Directions: Reproduce the listing word for word, leaving every picture behind.

+++

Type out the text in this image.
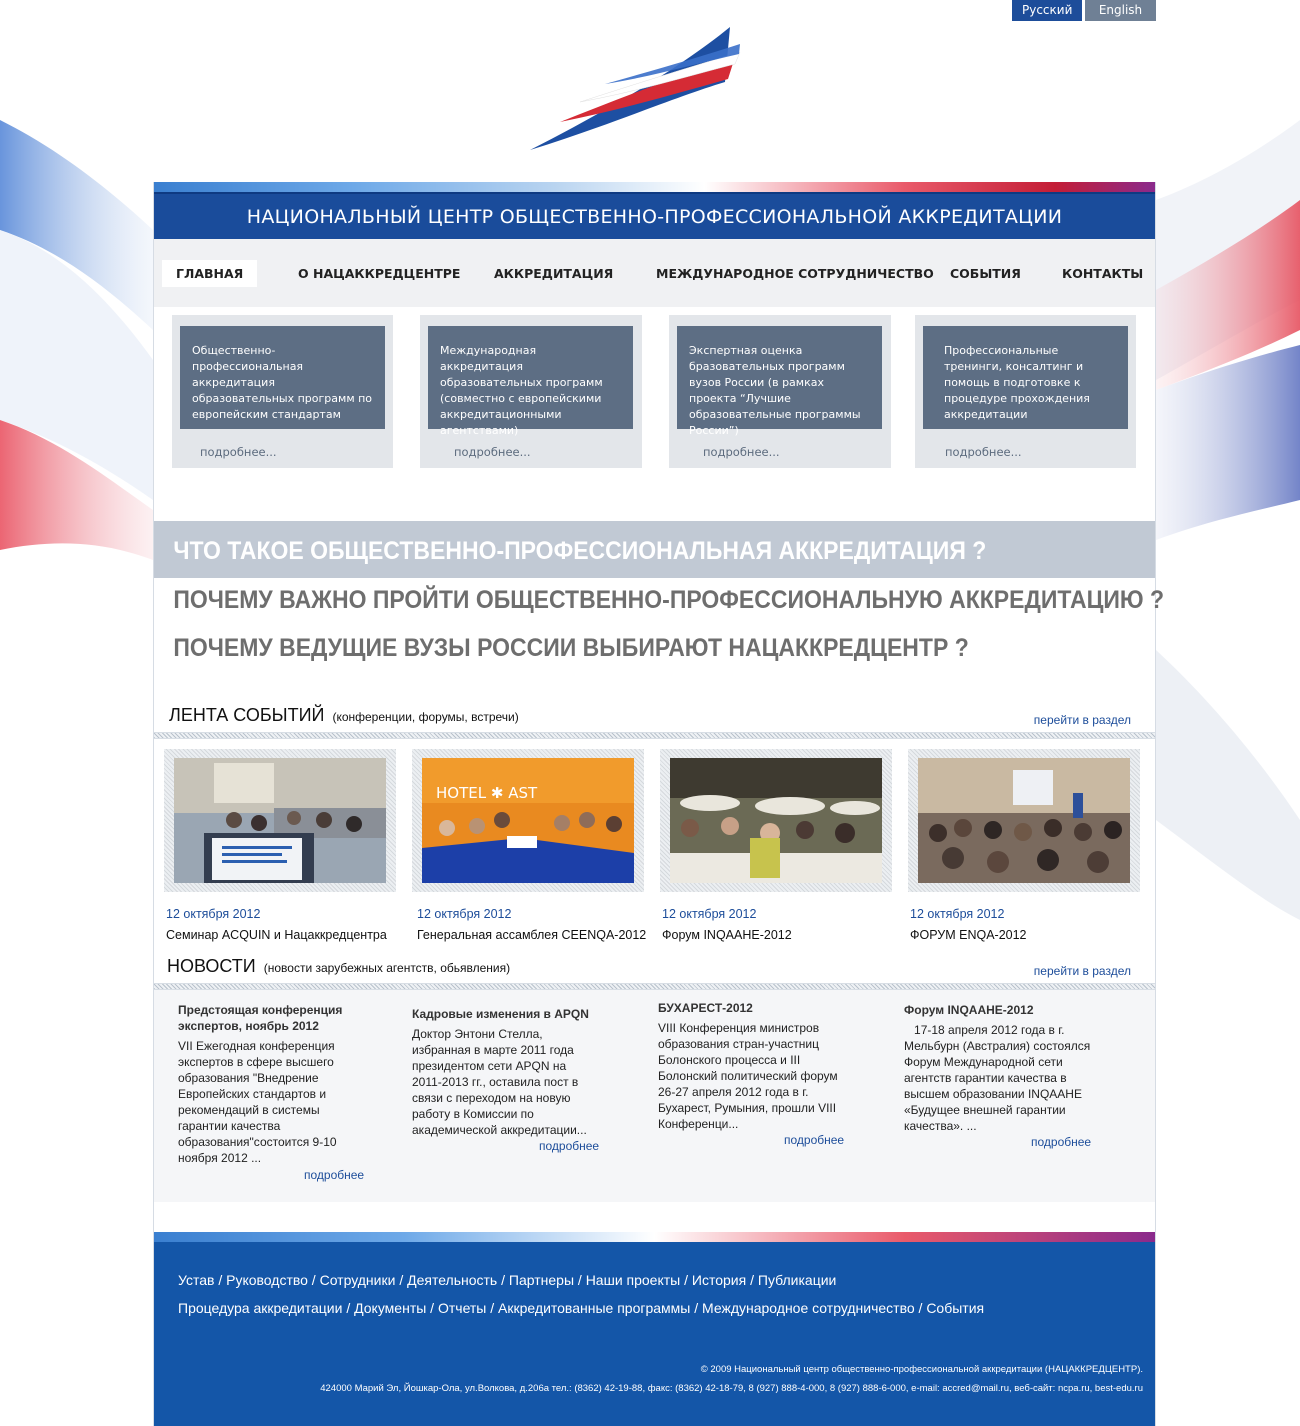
Русский	English
НАЦИОНАЛЬНЫЙ ЦЕНТР ОБЩЕСТВЕННО-ПРОФЕССИОНАЛЬНОЙ АККРЕДИТАЦИИ
ГЛАВНАЯ	О НАЦАККРЕДЦЕНТРЕ	АККРЕДИТАЦИЯ	МЕЖДУНАРОДНОЕ СОТРУДНИЧЕСТВО СОБЫТИЯ	КОНТАКТЫ
Общественно-профессиональная аккредитация образовательных программ по европейским стандартам
подробнее...
Международная аккредитация образовательных программ (совместно с европейскими аккредитационными агентствами)
подробнее...
Экспертная оценка бразовательных программ вузов России (в рамках проекта “Лучшие образовательные программы России”)
подробнее...
Профессиональные тренинги, консалтинг и помощь в подготовке к процедуре прохождения аккредитации
подробнее...
ЧТО ТАКОЕ ОБЩЕСТВЕННО-ПРОФЕССИОНАЛЬНАЯ АККРЕДИТАЦИЯ ?
ПОЧЕМУ ВАЖНО ПРОЙТИ ОБЩЕСТВЕННО-ПРОФЕССИОНАЛЬНУЮ АККРЕДИТАЦИЮ ?
ПОЧЕМУ ВЕДУЩИЕ ВУЗЫ РОССИИ ВЫБИРАЮТ НАЦАККРЕДЦЕНТР ?
ЛЕНТА СОБЫТИЙ (конференции, форумы, встречи)	перейти в раздел
12 октября 2012
Семинар ACQUIN и Нацаккредцентра
HOTEL ✱ AST
12 октября 2012
Генеральная ассамблея CEENQA-2012
12 октября 2012
Форум INQAAHE-2012
12 октября 2012
ФОРУМ ENQA-2012
НОВОСТИ (новости зарубежных агентств, обьявления)	перейти в раздел
Предстоящая конференция экспертов, ноябрь 2012
VII Ежегодная конференция экспертов в сфере высшего образования "Внедрение Европейских стандартов и рекомендаций в системы гарантии качества образования"состоится 9-10 ноября 2012 ...
подробнее
Кадровые изменения в APQN
Доктор Энтони Стелла, избранная в марте 2011 года президентом сети APQN на 2011-2013 гг., оставила пост в связи с переходом на новую работу в Комиссии по академической аккредитации...
подробнее
БУХАРЕСТ-2012
VIII Конференция министров образования стран-участниц Болонского процесса и III Болонский политический форум 26-27 апреля 2012 года в г. Бухарест, Румыния, прошли VIII Конференци...
подробнее
Форум INQAAHE-2012
17-18 апреля 2012 года в г. Мельбурн (Австралия) состоялся Форум Международной сети агентств гарантии качества в высшем образовании INQAAHE «Будущее внешней гарантии качества». ...
подробнее
Устав / Руководство / Сотрудники / Деятельность / Партнеры / Наши проекты / История / Публикации
Процедура аккредитации / Документы / Отчеты / Аккредитованные программы / Международное сотрудничество / События
© 2009 Национальный центр общественно-профессиональной аккредитации (НАЦАККРЕДЦЕНТР).
424000 Марий Эл, Йошкар-Ола, ул.Волкова, д.206а тел.: (8362) 42-19-88, факс: (8362) 42-18-79, 8 (927) 888-4-000, 8 (927) 888-6-000, e-mail: accred@mail.ru, веб-сайт: ncpa.ru, best-edu.ru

+++

Exercise response:
Type out the text in this image.
Русский	English
НАЦИОНАЛЬНЫЙ ЦЕНТР ОБЩЕСТВЕННО-ПРОФЕССИОНАЛЬНОЙ АККРЕДИТАЦИИ
ГЛАВНАЯ	О НАЦАККРЕДЦЕНТРЕ	АККРЕДИТАЦИЯ	МЕЖДУНАРОДНОЕ СОТРУДНИЧЕСТВО СОБЫТИЯ	КОНТАКТЫ
Общественно-профессиональная аккредитация образовательных программ по европейским стандартам
подробнее...
Международная аккредитация образовательных программ (совместно с европейскими аккредитационными агентствами)
подробнее...
Экспертная оценка бразовательных программ вузов России (в рамках проекта “Лучшие образовательные программы России”)
подробнее...
Профессиональные тренинги, консалтинг и помощь в подготовке к процедуре прохождения аккредитации
подробнее...
ЧТО ТАКОЕ ОБЩЕСТВЕННО-ПРОФЕССИОНАЛЬНАЯ АККРЕДИТАЦИЯ ?
ПОЧЕМУ ВАЖНО ПРОЙТИ ОБЩЕСТВЕННО-ПРОФЕССИОНАЛЬНУЮ АККРЕДИТАЦИЮ ?
ПОЧЕМУ ВЕДУЩИЕ ВУЗЫ РОССИИ ВЫБИРАЮТ НАЦАККРЕДЦЕНТР ?
ЛЕНТА СОБЫТИЙ (конференции, форумы, встречи)	перейти в раздел
12 октября 2012
Семинар ACQUIN и Нацаккредцентра
HOTEL ✱ AST
12 октября 2012
Генеральная ассамблея CEENQA-2012
12 октября 2012
Форум INQAAHE-2012
12 октября 2012
ФОРУМ ENQA-2012
НОВОСТИ (новости зарубежных агентств, обьявления)	перейти в раздел
Предстоящая конференция экспертов, ноябрь 2012
VII Ежегодная конференция экспертов в сфере высшего образования "Внедрение Европейских стандартов и рекомендаций в системы гарантии качества образования"состоится 9-10 ноября 2012 ...
подробнее
Кадровые изменения в APQN
Доктор Энтони Стелла, избранная в марте 2011 года президентом сети APQN на 2011-2013 гг., оставила пост в связи с переходом на новую работу в Комиссии по академической аккредитации...
подробнее
БУХАРЕСТ-2012
VIII Конференция министров образования стран-участниц Болонского процесса и III Болонский политический форум 26-27 апреля 2012 года в г. Бухарест, Румыния, прошли VIII Конференци...
подробнее
Форум INQAAHE-2012
17-18 апреля 2012 года в г. Мельбурн (Австралия) состоялся Форум Международной сети агентств гарантии качества в высшем образовании INQAAHE «Будущее внешней гарантии качества». ...
подробнее
Устав / Руководство / Сотрудники / Деятельность / Партнеры / Наши проекты / История / Публикации
Процедура аккредитации / Документы / Отчеты / Аккредитованные программы / Международное сотрудничество / События
© 2009 Национальный центр общественно-профессиональной аккредитации (НАЦАККРЕДЦЕНТР).
424000 Марий Эл, Йошкар-Ола, ул.Волкова, д.206а тел.: (8362) 42-19-88, факс: (8362) 42-18-79, 8 (927) 888-4-000, 8 (927) 888-6-000, e-mail: accred@mail.ru, веб-сайт: ncpa.ru, best-edu.ru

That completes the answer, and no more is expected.